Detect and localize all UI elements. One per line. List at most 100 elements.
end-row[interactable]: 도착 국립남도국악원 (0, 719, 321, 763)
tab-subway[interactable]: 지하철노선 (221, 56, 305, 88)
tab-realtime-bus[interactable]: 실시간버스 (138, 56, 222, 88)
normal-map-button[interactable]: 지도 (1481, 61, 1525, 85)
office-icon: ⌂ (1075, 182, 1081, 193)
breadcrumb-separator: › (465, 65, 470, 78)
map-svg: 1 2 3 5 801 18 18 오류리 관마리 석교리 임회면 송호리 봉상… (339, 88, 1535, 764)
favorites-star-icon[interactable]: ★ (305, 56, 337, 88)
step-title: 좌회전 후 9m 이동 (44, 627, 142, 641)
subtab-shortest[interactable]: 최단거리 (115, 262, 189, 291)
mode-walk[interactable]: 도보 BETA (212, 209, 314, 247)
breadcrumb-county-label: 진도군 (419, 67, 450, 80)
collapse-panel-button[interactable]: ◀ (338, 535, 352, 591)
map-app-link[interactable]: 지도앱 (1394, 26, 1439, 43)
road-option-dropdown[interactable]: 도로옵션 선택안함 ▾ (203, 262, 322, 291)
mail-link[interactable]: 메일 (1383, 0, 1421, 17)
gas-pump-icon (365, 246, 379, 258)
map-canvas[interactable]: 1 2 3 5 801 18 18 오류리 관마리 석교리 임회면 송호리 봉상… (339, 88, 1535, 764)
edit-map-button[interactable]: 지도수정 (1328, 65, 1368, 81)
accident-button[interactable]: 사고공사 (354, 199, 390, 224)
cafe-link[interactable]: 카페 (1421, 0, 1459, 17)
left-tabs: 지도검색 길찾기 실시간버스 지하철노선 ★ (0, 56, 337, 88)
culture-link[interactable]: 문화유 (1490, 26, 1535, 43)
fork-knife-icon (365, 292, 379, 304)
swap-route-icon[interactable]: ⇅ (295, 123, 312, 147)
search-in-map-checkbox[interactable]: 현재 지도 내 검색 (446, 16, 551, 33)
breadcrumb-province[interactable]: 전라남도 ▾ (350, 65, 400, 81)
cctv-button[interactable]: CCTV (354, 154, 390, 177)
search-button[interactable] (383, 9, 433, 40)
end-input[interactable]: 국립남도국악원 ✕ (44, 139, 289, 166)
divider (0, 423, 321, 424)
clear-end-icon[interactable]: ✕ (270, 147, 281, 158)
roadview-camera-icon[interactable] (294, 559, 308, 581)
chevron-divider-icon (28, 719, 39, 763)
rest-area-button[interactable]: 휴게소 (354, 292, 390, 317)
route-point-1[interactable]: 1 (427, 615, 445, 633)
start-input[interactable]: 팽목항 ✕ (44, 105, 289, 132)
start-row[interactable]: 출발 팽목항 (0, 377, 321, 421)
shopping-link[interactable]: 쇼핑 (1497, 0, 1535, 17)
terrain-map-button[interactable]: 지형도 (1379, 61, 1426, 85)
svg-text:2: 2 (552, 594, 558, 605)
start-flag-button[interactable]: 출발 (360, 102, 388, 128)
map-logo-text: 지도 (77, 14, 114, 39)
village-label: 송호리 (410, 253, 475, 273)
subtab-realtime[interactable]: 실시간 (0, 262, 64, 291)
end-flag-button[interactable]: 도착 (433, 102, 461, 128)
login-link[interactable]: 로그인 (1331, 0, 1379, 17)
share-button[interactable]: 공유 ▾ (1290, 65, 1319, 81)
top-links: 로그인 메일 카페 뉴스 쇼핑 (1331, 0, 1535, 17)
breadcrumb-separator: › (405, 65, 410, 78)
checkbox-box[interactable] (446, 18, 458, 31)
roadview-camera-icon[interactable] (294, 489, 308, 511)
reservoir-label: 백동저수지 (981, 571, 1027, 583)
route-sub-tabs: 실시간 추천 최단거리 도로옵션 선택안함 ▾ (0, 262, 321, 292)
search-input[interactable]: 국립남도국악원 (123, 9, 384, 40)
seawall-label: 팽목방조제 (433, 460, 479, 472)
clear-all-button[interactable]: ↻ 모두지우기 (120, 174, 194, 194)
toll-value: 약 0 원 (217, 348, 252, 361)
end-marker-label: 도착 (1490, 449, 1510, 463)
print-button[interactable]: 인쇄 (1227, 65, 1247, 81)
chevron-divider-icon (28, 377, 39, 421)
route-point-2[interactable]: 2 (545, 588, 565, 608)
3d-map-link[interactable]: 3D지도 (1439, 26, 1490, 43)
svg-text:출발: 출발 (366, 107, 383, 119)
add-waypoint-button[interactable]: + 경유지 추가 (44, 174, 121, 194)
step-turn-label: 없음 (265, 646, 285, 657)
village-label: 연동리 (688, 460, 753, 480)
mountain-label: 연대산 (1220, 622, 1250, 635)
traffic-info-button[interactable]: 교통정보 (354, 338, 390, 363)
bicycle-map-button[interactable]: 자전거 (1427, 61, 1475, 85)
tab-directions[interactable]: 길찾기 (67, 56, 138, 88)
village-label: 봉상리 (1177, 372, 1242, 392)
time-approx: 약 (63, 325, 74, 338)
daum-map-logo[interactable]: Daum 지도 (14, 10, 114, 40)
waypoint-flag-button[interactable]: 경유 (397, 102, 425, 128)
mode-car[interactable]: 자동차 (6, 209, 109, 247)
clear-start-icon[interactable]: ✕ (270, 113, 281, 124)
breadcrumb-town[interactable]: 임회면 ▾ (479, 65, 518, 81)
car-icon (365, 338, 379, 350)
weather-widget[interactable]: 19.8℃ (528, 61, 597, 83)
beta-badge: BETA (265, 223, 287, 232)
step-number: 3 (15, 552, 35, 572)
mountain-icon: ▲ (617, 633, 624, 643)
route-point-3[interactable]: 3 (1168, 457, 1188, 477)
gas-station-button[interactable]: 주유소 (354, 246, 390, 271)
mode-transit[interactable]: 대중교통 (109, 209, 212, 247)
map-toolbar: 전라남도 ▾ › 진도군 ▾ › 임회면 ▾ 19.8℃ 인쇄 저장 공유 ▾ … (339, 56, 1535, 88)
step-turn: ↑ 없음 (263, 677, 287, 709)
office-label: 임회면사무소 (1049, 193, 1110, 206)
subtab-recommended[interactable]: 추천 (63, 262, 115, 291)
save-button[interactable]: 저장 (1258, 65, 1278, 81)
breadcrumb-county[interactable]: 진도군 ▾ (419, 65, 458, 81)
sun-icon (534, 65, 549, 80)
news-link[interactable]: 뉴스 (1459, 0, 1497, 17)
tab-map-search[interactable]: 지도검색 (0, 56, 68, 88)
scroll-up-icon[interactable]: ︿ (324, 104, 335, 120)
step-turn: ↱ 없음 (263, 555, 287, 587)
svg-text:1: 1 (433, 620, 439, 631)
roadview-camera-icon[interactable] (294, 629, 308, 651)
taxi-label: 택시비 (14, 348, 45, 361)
■ ■ ■
Recast every line of the listing above as a Markdown table with the columns Row and Entry, numbering the lines in order and leaving out any blank lines.

The result:
| Row | Entry |
|---|---|
| 1 | Detect and localize all UI elements. One per line. List at most 100 elements. |
| 2 | end-row[interactable]: 도착 국립남도국악원 (0, 719, 321, 763) |
| 3 | tab-subway[interactable]: 지하철노선 (221, 56, 305, 88) |
| 4 | tab-realtime-bus[interactable]: 실시간버스 (138, 56, 222, 88) |
| 5 | normal-map-button[interactable]: 지도 (1481, 61, 1525, 85) |
| 6 | office-icon: ⌂ (1075, 182, 1081, 193) |
| 7 | breadcrumb-separator: › (465, 65, 470, 78) |
| 8 | map-svg: 1 2 3 5 801 18 18 오류리 관마리 석교리 임회면 송호리 봉상… (339, 88, 1535, 764) |
| 9 | favorites-star-icon[interactable]: ★ (305, 56, 337, 88) |
| 10 | step-title: 좌회전 후 9m 이동 (44, 627, 142, 641) |
| 11 | subtab-shortest[interactable]: 최단거리 (115, 262, 189, 291) |
| 12 | mode-walk[interactable]: 도보 BETA (212, 209, 314, 247) |
| 13 | breadcrumb-county-label: 진도군 (419, 67, 450, 80) |
| 14 | collapse-panel-button[interactable]: ◀ (338, 535, 352, 591) |
| 15 | map-app-link[interactable]: 지도앱 (1394, 26, 1439, 43) |
| 16 | road-option-dropdown[interactable]: 도로옵션 선택안함 ▾ (203, 262, 322, 291) |
| 17 | mail-link[interactable]: 메일 (1383, 0, 1421, 17) |
| 18 | gas-pump-icon (365, 246, 379, 258) |
| 19 | map-canvas[interactable]: 1 2 3 5 801 18 18 오류리 관마리 석교리 임회면 송호리 봉상… (339, 88, 1535, 764) |
| 20 | edit-map-button[interactable]: 지도수정 (1328, 65, 1368, 81) |
| 21 | accident-button[interactable]: 사고공사 (354, 199, 390, 224) |
| 22 | cafe-link[interactable]: 카페 (1421, 0, 1459, 17) |
| 23 | left-tabs: 지도검색 길찾기 실시간버스 지하철노선 ★ (0, 56, 337, 88) |
| 24 | culture-link[interactable]: 문화유 (1490, 26, 1535, 43) |
| 25 | fork-knife-icon (365, 292, 379, 304) |
| 26 | swap-route-icon[interactable]: ⇅ (295, 123, 312, 147) |
| 27 | search-in-map-checkbox[interactable]: 현재 지도 내 검색 (446, 16, 551, 33) |
| 28 | breadcrumb-province[interactable]: 전라남도 ▾ (350, 65, 400, 81) |
| 29 | cctv-button[interactable]: CCTV (354, 154, 390, 177) |
| 30 | search-button[interactable] (383, 9, 433, 40) |
| 31 | end-input[interactable]: 국립남도국악원 ✕ (44, 139, 289, 166) |
| 32 | divider (0, 423, 321, 424) |
| 33 | clear-end-icon[interactable]: ✕ (270, 147, 281, 158) |
| 34 | roadview-camera-icon[interactable] (294, 559, 308, 581) |
| 35 | chevron-divider-icon (28, 719, 39, 763) |
| 36 | rest-area-button[interactable]: 휴게소 (354, 292, 390, 317) |
| 37 | route-point-1[interactable]: 1 (427, 615, 445, 633) |
| 38 | start-input[interactable]: 팽목항 ✕ (44, 105, 289, 132) |
| 39 | start-row[interactable]: 출발 팽목항 (0, 377, 321, 421) |
| 40 | shopping-link[interactable]: 쇼핑 (1497, 0, 1535, 17) |
| 41 | terrain-map-button[interactable]: 지형도 (1379, 61, 1426, 85) |
| 42 | svg-text:2: 2 (552, 594, 558, 605) |
| 43 | start-flag-button[interactable]: 출발 (360, 102, 388, 128) |
| 44 | map-logo-text: 지도 (77, 14, 114, 39) |
| 45 | village-label: 송호리 (410, 253, 475, 273) |
| 46 | subtab-realtime[interactable]: 실시간 (0, 262, 64, 291) |
| 47 | end-flag-button[interactable]: 도착 (433, 102, 461, 128) |
| 48 | login-link[interactable]: 로그인 (1331, 0, 1379, 17) |
| 49 | share-button[interactable]: 공유 ▾ (1290, 65, 1319, 81) |
| 50 | top-links: 로그인 메일 카페 뉴스 쇼핑 (1331, 0, 1535, 17) |
| 51 | breadcrumb-separator: › (405, 65, 410, 78) |
| 52 | checkbox-box[interactable] (446, 18, 458, 31) |
| 53 | roadview-camera-icon[interactable] (294, 489, 308, 511) |
| 54 | reservoir-label: 백동저수지 (981, 571, 1027, 583) |
| 55 | route-sub-tabs: 실시간 추천 최단거리 도로옵션 선택안함 ▾ (0, 262, 321, 292) |
| 56 | search-input[interactable]: 국립남도국악원 (123, 9, 384, 40) |
| 57 | seawall-label: 팽목방조제 (433, 460, 479, 472) |
| 58 | clear-all-button[interactable]: ↻ 모두지우기 (120, 174, 194, 194) |
| 59 | toll-value: 약 0 원 (217, 348, 252, 361) |
| 60 | end-marker-label: 도착 (1490, 449, 1510, 463) |
| 61 | print-button[interactable]: 인쇄 (1227, 65, 1247, 81) |
| 62 | chevron-divider-icon (28, 377, 39, 421) |
| 63 | route-point-2[interactable]: 2 (545, 588, 565, 608) |
| 64 | 3d-map-link[interactable]: 3D지도 (1439, 26, 1490, 43) |
| 65 | svg-text:출발: 출발 (366, 107, 383, 119) |
| 66 | add-waypoint-button[interactable]: + 경유지 추가 (44, 174, 121, 194) |
| 67 | step-turn-label: 없음 (265, 646, 285, 657) |
| 68 | village-label: 연동리 (688, 460, 753, 480) |
| 69 | mountain-label: 연대산 (1220, 622, 1250, 635) |
| 70 | traffic-info-button[interactable]: 교통정보 (354, 338, 390, 363) |
| 71 | bicycle-map-button[interactable]: 자전거 (1427, 61, 1475, 85) |
| 72 | tab-directions[interactable]: 길찾기 (67, 56, 138, 88) |
| 73 | village-label: 봉상리 (1177, 372, 1242, 392) |
| 74 | time-approx: 약 (63, 325, 74, 338) |
| 75 | daum-map-logo[interactable]: Daum 지도 (14, 10, 114, 40) |
| 76 | waypoint-flag-button[interactable]: 경유 (397, 102, 425, 128) |
| 77 | mode-car[interactable]: 자동차 (6, 209, 109, 247) |
| 78 | clear-start-icon[interactable]: ✕ (270, 113, 281, 124) |
| 79 | breadcrumb-town[interactable]: 임회면 ▾ (479, 65, 518, 81) |
| 80 | car-icon (365, 338, 379, 350) |
| 81 | weather-widget[interactable]: 19.8℃ (528, 61, 597, 83) |
| 82 | beta-badge: BETA (265, 223, 287, 232) |
| 83 | step-number: 3 (15, 552, 35, 572) |
| 84 | mountain-icon: ▲ (617, 633, 624, 643) |
| 85 | route-point-3[interactable]: 3 (1168, 457, 1188, 477) |
| 86 | gas-station-button[interactable]: 주유소 (354, 246, 390, 271) |
| 87 | mode-transit[interactable]: 대중교통 (109, 209, 212, 247) |
| 88 | map-toolbar: 전라남도 ▾ › 진도군 ▾ › 임회면 ▾ 19.8℃ 인쇄 저장 공유 ▾ … (339, 56, 1535, 88) |
| 89 | step-turn: ↑ 없음 (263, 677, 287, 709) |
| 90 | office-label: 임회면사무소 (1049, 193, 1110, 206) |
| 91 | subtab-recommended[interactable]: 추천 (63, 262, 115, 291) |
| 92 | save-button[interactable]: 저장 (1258, 65, 1278, 81) |
| 93 | breadcrumb-county[interactable]: 진도군 ▾ (419, 65, 458, 81) |
| 94 | sun-icon (534, 65, 549, 80) |
| 95 | news-link[interactable]: 뉴스 (1459, 0, 1497, 17) |
| 96 | tab-map-search[interactable]: 지도검색 (0, 56, 68, 88) |
| 97 | scroll-up-icon[interactable]: ︿ (324, 104, 335, 120) |
| 98 | step-turn: ↱ 없음 (263, 555, 287, 587) |
| 99 | svg-text:1: 1 (433, 620, 439, 631) |
| 100 | roadview-camera-icon[interactable] (294, 629, 308, 651) |
| 101 | taxi-label: 택시비 (14, 348, 45, 361) |